[Data records]
--------------------------------

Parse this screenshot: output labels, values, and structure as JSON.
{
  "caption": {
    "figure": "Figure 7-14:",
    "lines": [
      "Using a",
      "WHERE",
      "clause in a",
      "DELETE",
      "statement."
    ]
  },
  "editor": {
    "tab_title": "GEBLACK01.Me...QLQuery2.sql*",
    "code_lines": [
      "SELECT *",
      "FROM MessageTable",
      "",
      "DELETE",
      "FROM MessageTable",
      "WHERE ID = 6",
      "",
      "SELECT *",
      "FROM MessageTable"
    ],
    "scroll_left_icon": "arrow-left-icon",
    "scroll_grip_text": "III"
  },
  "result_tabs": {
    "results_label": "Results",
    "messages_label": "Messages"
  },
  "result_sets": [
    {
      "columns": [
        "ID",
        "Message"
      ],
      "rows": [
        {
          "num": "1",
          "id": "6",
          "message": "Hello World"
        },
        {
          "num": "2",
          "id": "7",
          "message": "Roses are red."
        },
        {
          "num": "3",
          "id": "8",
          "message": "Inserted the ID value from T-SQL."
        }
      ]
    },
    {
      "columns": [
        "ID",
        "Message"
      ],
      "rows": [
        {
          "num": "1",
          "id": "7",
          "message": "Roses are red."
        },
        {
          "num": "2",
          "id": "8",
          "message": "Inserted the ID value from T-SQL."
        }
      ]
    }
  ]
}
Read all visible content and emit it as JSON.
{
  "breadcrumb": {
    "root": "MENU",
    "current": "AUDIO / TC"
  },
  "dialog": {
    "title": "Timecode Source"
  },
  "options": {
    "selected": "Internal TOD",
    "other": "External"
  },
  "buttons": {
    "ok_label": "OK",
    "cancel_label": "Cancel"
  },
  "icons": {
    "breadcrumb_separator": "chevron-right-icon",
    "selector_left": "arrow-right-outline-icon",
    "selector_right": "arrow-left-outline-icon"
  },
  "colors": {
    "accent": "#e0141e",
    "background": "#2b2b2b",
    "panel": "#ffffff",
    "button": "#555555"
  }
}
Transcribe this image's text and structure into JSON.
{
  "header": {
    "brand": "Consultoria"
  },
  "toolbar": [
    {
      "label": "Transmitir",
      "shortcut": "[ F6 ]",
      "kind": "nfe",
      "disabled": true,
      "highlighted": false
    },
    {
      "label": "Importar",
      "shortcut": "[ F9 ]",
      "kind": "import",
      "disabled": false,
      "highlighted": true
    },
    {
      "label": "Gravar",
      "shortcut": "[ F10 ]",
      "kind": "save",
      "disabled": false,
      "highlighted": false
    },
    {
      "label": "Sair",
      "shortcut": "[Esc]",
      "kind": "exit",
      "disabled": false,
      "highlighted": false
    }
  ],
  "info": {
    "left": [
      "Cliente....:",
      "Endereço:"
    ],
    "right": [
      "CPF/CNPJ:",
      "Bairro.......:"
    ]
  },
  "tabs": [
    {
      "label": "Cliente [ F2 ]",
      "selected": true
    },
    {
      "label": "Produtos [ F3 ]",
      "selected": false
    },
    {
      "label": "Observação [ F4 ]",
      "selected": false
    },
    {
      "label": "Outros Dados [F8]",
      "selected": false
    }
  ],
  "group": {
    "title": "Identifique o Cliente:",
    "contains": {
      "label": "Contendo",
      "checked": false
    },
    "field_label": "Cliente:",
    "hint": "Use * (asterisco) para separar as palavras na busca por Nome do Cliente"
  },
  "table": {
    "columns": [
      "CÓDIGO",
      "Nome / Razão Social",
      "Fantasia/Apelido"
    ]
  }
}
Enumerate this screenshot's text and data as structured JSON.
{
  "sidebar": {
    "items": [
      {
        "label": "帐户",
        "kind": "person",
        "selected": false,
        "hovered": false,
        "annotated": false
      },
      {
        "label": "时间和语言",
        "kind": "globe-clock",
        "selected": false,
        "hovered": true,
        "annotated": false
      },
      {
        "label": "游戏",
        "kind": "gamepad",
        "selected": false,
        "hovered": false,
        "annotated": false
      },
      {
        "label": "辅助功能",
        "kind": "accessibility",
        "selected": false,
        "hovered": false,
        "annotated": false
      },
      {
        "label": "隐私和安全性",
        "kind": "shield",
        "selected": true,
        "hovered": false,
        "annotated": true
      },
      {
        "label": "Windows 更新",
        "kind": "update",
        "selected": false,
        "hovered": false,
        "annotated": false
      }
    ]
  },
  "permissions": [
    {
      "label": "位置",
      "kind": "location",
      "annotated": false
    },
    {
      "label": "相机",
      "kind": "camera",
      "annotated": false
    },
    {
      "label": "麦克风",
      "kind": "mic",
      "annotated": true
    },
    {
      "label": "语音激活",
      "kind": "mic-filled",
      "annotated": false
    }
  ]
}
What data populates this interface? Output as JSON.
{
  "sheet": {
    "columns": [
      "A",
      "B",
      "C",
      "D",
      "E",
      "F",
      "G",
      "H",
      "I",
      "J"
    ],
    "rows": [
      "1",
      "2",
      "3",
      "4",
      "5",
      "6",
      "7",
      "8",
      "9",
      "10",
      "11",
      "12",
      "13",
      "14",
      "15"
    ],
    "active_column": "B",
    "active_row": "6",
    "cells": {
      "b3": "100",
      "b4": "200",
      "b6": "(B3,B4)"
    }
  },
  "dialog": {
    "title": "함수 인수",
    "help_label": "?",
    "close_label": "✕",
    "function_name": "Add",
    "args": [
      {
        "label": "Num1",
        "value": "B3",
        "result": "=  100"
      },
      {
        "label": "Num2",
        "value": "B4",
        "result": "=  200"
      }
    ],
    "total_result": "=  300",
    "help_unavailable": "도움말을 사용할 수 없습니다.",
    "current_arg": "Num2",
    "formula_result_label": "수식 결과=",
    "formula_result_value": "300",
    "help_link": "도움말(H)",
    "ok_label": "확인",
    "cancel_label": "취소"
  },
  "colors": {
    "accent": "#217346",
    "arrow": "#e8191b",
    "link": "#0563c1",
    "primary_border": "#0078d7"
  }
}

--------------------------------

_Do this_. From the listing above, reproduce all the lines exactly.

_Output below_.
Parse this screenshot: output labels, values, and structure as JSON.
{
  "caption": {
    "figure": "Figure 7-14:",
    "lines": [
      "Using a",
      "WHERE",
      "clause in a",
      "DELETE",
      "statement."
    ]
  },
  "editor": {
    "tab_title": "GEBLACK01.Me...QLQuery2.sql*",
    "code_lines": [
      "SELECT *",
      "FROM MessageTable",
      "",
      "DELETE",
      "FROM MessageTable",
      "WHERE ID = 6",
      "",
      "SELECT *",
      "FROM MessageTable"
    ],
    "scroll_left_icon": "arrow-left-icon",
    "scroll_grip_text": "III"
  },
  "result_tabs": {
    "results_label": "Results",
    "messages_label": "Messages"
  },
  "result_sets": [
    {
      "columns": [
        "ID",
        "Message"
      ],
      "rows": [
        {
          "num": "1",
          "id": "6",
          "message": "Hello World"
        },
        {
          "num": "2",
          "id": "7",
          "message": "Roses are red."
        },
        {
          "num": "3",
          "id": "8",
          "message": "Inserted the ID value from T-SQL."
        }
      ]
    },
    {
      "columns": [
        "ID",
        "Message"
      ],
      "rows": [
        {
          "num": "1",
          "id": "7",
          "message": "Roses are red."
        },
        {
          "num": "2",
          "id": "8",
          "message": "Inserted the ID value from T-SQL."
        }
      ]
    }
  ]
}
Read all visible content and emit it as JSON.
{
  "breadcrumb": {
    "root": "MENU",
    "current": "AUDIO / TC"
  },
  "dialog": {
    "title": "Timecode Source"
  },
  "options": {
    "selected": "Internal TOD",
    "other": "External"
  },
  "buttons": {
    "ok_label": "OK",
    "cancel_label": "Cancel"
  },
  "icons": {
    "breadcrumb_separator": "chevron-right-icon",
    "selector_left": "arrow-right-outline-icon",
    "selector_right": "arrow-left-outline-icon"
  },
  "colors": {
    "accent": "#e0141e",
    "background": "#2b2b2b",
    "panel": "#ffffff",
    "button": "#555555"
  }
}
Transcribe this image's text and structure into JSON.
{
  "header": {
    "brand": "Consultoria"
  },
  "toolbar": [
    {
      "label": "Transmitir",
      "shortcut": "[ F6 ]",
      "kind": "nfe",
      "disabled": true,
      "highlighted": false
    },
    {
      "label": "Importar",
      "shortcut": "[ F9 ]",
      "kind": "import",
      "disabled": false,
      "highlighted": true
    },
    {
      "label": "Gravar",
      "shortcut": "[ F10 ]",
      "kind": "save",
      "disabled": false,
      "highlighted": false
    },
    {
      "label": "Sair",
      "shortcut": "[Esc]",
      "kind": "exit",
      "disabled": false,
      "highlighted": false
    }
  ],
  "info": {
    "left": [
      "Cliente....:",
      "Endereço:"
    ],
    "right": [
      "CPF/CNPJ:",
      "Bairro.......:"
    ]
  },
  "tabs": [
    {
      "label": "Cliente [ F2 ]",
      "selected": true
    },
    {
      "label": "Produtos [ F3 ]",
      "selected": false
    },
    {
      "label": "Observação [ F4 ]",
      "selected": false
    },
    {
      "label": "Outros Dados [F8]",
      "selected": false
    }
  ],
  "group": {
    "title": "Identifique o Cliente:",
    "contains": {
      "label": "Contendo",
      "checked": false
    },
    "field_label": "Cliente:",
    "hint": "Use * (asterisco) para separar as palavras na busca por Nome do Cliente"
  },
  "table": {
    "columns": [
      "CÓDIGO",
      "Nome / Razão Social",
      "Fantasia/Apelido"
    ]
  }
}
Enumerate this screenshot's text and data as structured JSON.
{
  "sidebar": {
    "items": [
      {
        "label": "帐户",
        "kind": "person",
        "selected": false,
        "hovered": false,
        "annotated": false
      },
      {
        "label": "时间和语言",
        "kind": "globe-clock",
        "selected": false,
        "hovered": true,
        "annotated": false
      },
      {
        "label": "游戏",
        "kind": "gamepad",
        "selected": false,
        "hovered": false,
        "annotated": false
      },
      {
        "label": "辅助功能",
        "kind": "accessibility",
        "selected": false,
        "hovered": false,
        "annotated": false
      },
      {
        "label": "隐私和安全性",
        "kind": "shield",
        "selected": true,
        "hovered": false,
        "annotated": true
      },
      {
        "label": "Windows 更新",
        "kind": "update",
        "selected": false,
        "hovered": false,
        "annotated": false
      }
    ]
  },
  "permissions": [
    {
      "label": "位置",
      "kind": "location",
      "annotated": false
    },
    {
      "label": "相机",
      "kind": "camera",
      "annotated": false
    },
    {
      "label": "麦克风",
      "kind": "mic",
      "annotated": true
    },
    {
      "label": "语音激活",
      "kind": "mic-filled",
      "annotated": false
    }
  ]
}
What data populates this interface? Output as JSON.
{
  "sheet": {
    "columns": [
      "A",
      "B",
      "C",
      "D",
      "E",
      "F",
      "G",
      "H",
      "I",
      "J"
    ],
    "rows": [
      "1",
      "2",
      "3",
      "4",
      "5",
      "6",
      "7",
      "8",
      "9",
      "10",
      "11",
      "12",
      "13",
      "14",
      "15"
    ],
    "active_column": "B",
    "active_row": "6",
    "cells": {
      "b3": "100",
      "b4": "200",
      "b6": "(B3,B4)"
    }
  },
  "dialog": {
    "title": "함수 인수",
    "help_label": "?",
    "close_label": "✕",
    "function_name": "Add",
    "args": [
      {
        "label": "Num1",
        "value": "B3",
        "result": "=  100"
      },
      {
        "label": "Num2",
        "value": "B4",
        "result": "=  200"
      }
    ],
    "total_result": "=  300",
    "help_unavailable": "도움말을 사용할 수 없습니다.",
    "current_arg": "Num2",
    "formula_result_label": "수식 결과=",
    "formula_result_value": "300",
    "help_link": "도움말(H)",
    "ok_label": "확인",
    "cancel_label": "취소"
  },
  "colors": {
    "accent": "#217346",
    "arrow": "#e8191b",
    "link": "#0563c1",
    "primary_border": "#0078d7"
  }
}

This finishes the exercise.